[Entries taken from a collection]

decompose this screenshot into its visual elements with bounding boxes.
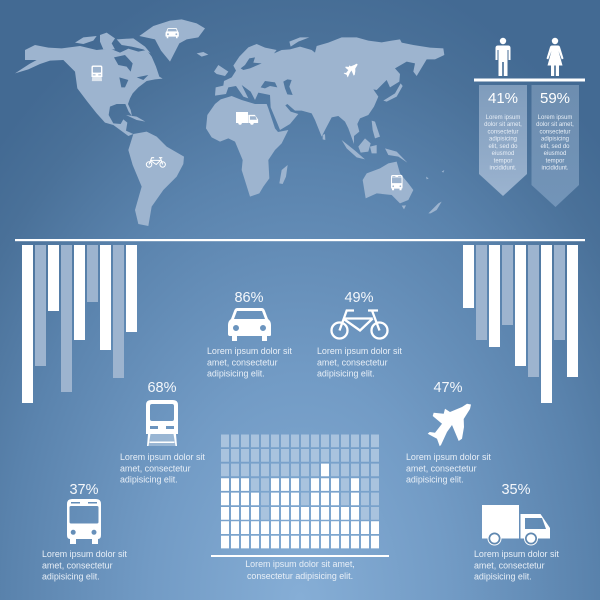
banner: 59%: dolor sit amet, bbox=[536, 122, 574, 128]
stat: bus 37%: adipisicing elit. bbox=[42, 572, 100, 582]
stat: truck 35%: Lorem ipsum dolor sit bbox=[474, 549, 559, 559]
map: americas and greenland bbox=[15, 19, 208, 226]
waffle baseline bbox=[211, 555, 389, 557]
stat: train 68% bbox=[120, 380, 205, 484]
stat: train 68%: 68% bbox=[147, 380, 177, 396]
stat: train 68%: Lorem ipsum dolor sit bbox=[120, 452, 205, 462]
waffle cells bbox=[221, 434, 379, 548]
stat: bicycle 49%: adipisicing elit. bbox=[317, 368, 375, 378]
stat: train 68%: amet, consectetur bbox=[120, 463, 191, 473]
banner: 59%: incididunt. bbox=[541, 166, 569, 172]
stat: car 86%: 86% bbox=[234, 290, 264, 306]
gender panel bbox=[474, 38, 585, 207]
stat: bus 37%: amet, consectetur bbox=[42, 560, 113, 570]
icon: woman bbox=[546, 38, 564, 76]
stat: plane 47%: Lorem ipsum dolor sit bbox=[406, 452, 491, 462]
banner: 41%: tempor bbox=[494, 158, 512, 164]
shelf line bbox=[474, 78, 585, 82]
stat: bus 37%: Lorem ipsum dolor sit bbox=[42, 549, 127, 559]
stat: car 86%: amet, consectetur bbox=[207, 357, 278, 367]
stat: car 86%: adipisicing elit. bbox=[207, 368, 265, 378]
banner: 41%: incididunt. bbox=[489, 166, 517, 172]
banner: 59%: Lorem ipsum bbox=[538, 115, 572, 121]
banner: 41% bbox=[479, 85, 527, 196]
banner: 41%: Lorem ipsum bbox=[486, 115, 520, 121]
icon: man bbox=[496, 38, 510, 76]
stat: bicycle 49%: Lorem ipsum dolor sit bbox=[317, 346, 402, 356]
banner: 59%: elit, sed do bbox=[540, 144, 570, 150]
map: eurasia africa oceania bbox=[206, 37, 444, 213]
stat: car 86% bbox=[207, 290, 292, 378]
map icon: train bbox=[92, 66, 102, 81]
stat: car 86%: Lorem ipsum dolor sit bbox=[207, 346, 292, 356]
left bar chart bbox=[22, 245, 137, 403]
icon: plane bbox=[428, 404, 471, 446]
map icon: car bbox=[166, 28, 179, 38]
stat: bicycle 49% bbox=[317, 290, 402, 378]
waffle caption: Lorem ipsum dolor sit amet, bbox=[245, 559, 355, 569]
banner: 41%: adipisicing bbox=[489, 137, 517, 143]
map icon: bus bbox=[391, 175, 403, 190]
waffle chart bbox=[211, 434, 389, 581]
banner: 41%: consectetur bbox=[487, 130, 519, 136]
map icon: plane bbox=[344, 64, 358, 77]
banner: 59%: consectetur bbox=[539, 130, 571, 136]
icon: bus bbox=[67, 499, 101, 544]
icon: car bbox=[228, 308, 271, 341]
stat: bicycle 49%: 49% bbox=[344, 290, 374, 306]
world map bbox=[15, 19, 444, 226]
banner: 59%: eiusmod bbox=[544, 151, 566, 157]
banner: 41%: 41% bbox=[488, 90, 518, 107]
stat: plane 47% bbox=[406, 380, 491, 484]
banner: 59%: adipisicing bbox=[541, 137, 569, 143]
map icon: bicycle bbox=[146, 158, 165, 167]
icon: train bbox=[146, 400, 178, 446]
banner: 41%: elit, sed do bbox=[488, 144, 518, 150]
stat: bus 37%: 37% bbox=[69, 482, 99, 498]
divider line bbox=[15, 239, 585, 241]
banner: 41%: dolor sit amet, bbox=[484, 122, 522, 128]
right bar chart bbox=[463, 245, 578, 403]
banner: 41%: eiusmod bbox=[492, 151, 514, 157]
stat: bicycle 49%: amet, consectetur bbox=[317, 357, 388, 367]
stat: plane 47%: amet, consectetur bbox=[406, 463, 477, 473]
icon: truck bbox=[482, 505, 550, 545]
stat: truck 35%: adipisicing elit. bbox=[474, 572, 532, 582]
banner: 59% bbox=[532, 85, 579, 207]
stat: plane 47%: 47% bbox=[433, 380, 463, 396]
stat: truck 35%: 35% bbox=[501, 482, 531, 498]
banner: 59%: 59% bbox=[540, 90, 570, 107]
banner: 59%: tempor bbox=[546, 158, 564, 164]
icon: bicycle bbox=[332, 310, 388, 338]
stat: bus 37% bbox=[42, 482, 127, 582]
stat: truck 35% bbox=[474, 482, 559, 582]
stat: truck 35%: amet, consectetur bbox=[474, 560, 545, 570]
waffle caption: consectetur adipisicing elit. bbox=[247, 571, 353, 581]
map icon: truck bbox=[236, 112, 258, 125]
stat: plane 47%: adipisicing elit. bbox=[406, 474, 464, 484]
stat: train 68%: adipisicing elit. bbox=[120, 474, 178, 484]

— Exercise directions —
Once the pictures are removed, repeat all of the data above exactly.

— Solution to this task —
decompose this screenshot into its visual elements with bounding boxes.
banner: 59%: dolor sit amet, bbox=[536, 122, 574, 128]
stat: bus 37%: adipisicing elit. bbox=[42, 572, 100, 582]
stat: truck 35%: Lorem ipsum dolor sit bbox=[474, 549, 559, 559]
map: americas and greenland bbox=[15, 19, 208, 226]
waffle baseline bbox=[211, 555, 389, 557]
stat: train 68% bbox=[120, 380, 205, 484]
stat: train 68%: 68% bbox=[147, 380, 177, 396]
stat: train 68%: Lorem ipsum dolor sit bbox=[120, 452, 205, 462]
waffle cells bbox=[221, 434, 379, 548]
stat: bicycle 49%: adipisicing elit. bbox=[317, 368, 375, 378]
stat: train 68%: amet, consectetur bbox=[120, 463, 191, 473]
banner: 59%: incididunt. bbox=[541, 166, 569, 172]
stat: car 86%: 86% bbox=[234, 290, 264, 306]
gender panel bbox=[474, 38, 585, 207]
stat: bus 37%: amet, consectetur bbox=[42, 560, 113, 570]
icon: woman bbox=[546, 38, 564, 76]
stat: plane 47%: Lorem ipsum dolor sit bbox=[406, 452, 491, 462]
banner: 41%: tempor bbox=[494, 158, 512, 164]
shelf line bbox=[474, 78, 585, 82]
stat: bus 37%: Lorem ipsum dolor sit bbox=[42, 549, 127, 559]
stat: car 86%: amet, consectetur bbox=[207, 357, 278, 367]
stat: car 86%: adipisicing elit. bbox=[207, 368, 265, 378]
banner: 41%: incididunt. bbox=[489, 166, 517, 172]
banner: 59%: Lorem ipsum bbox=[538, 115, 572, 121]
banner: 41% bbox=[479, 85, 527, 196]
banner: 41%: Lorem ipsum bbox=[486, 115, 520, 121]
icon: man bbox=[496, 38, 510, 76]
stat: bicycle 49%: Lorem ipsum dolor sit bbox=[317, 346, 402, 356]
banner: 59%: elit, sed do bbox=[540, 144, 570, 150]
map: eurasia africa oceania bbox=[206, 37, 444, 213]
stat: car 86% bbox=[207, 290, 292, 378]
map icon: train bbox=[92, 66, 102, 81]
stat: car 86%: Lorem ipsum dolor sit bbox=[207, 346, 292, 356]
left bar chart bbox=[22, 245, 137, 403]
icon: plane bbox=[428, 404, 471, 446]
map icon: car bbox=[166, 28, 179, 38]
stat: bicycle 49% bbox=[317, 290, 402, 378]
waffle caption: Lorem ipsum dolor sit amet, bbox=[245, 559, 355, 569]
banner: 41%: adipisicing bbox=[489, 137, 517, 143]
map icon: bus bbox=[391, 175, 403, 190]
waffle chart bbox=[211, 434, 389, 581]
banner: 41%: consectetur bbox=[487, 130, 519, 136]
map icon: plane bbox=[344, 64, 358, 77]
banner: 59%: consectetur bbox=[539, 130, 571, 136]
icon: bus bbox=[67, 499, 101, 544]
icon: car bbox=[228, 308, 271, 341]
stat: bicycle 49%: 49% bbox=[344, 290, 374, 306]
world map bbox=[15, 19, 444, 226]
banner: 59%: eiusmod bbox=[544, 151, 566, 157]
banner: 41%: 41% bbox=[488, 90, 518, 107]
stat: plane 47% bbox=[406, 380, 491, 484]
banner: 59%: adipisicing bbox=[541, 137, 569, 143]
map icon: bicycle bbox=[146, 158, 165, 167]
icon: train bbox=[146, 400, 178, 446]
banner: 41%: elit, sed do bbox=[488, 144, 518, 150]
stat: bus 37%: 37% bbox=[69, 482, 99, 498]
divider line bbox=[15, 239, 585, 241]
banner: 41%: dolor sit amet, bbox=[484, 122, 522, 128]
right bar chart bbox=[463, 245, 578, 403]
banner: 41%: eiusmod bbox=[492, 151, 514, 157]
stat: bicycle 49%: amet, consectetur bbox=[317, 357, 388, 367]
stat: plane 47%: amet, consectetur bbox=[406, 463, 477, 473]
icon: truck bbox=[482, 505, 550, 545]
stat: truck 35%: adipisicing elit. bbox=[474, 572, 532, 582]
banner: 59% bbox=[532, 85, 579, 207]
stat: plane 47%: 47% bbox=[433, 380, 463, 396]
stat: truck 35%: 35% bbox=[501, 482, 531, 498]
banner: 59%: 59% bbox=[540, 90, 570, 107]
banner: 59%: tempor bbox=[546, 158, 564, 164]
icon: bicycle bbox=[332, 310, 388, 338]
stat: bus 37% bbox=[42, 482, 127, 582]
stat: truck 35% bbox=[474, 482, 559, 582]
stat: truck 35%: amet, consectetur bbox=[474, 560, 545, 570]
waffle caption: consectetur adipisicing elit. bbox=[247, 571, 353, 581]
map icon: truck bbox=[236, 112, 258, 125]
stat: plane 47%: adipisicing elit. bbox=[406, 474, 464, 484]
stat: train 68%: adipisicing elit. bbox=[120, 474, 178, 484]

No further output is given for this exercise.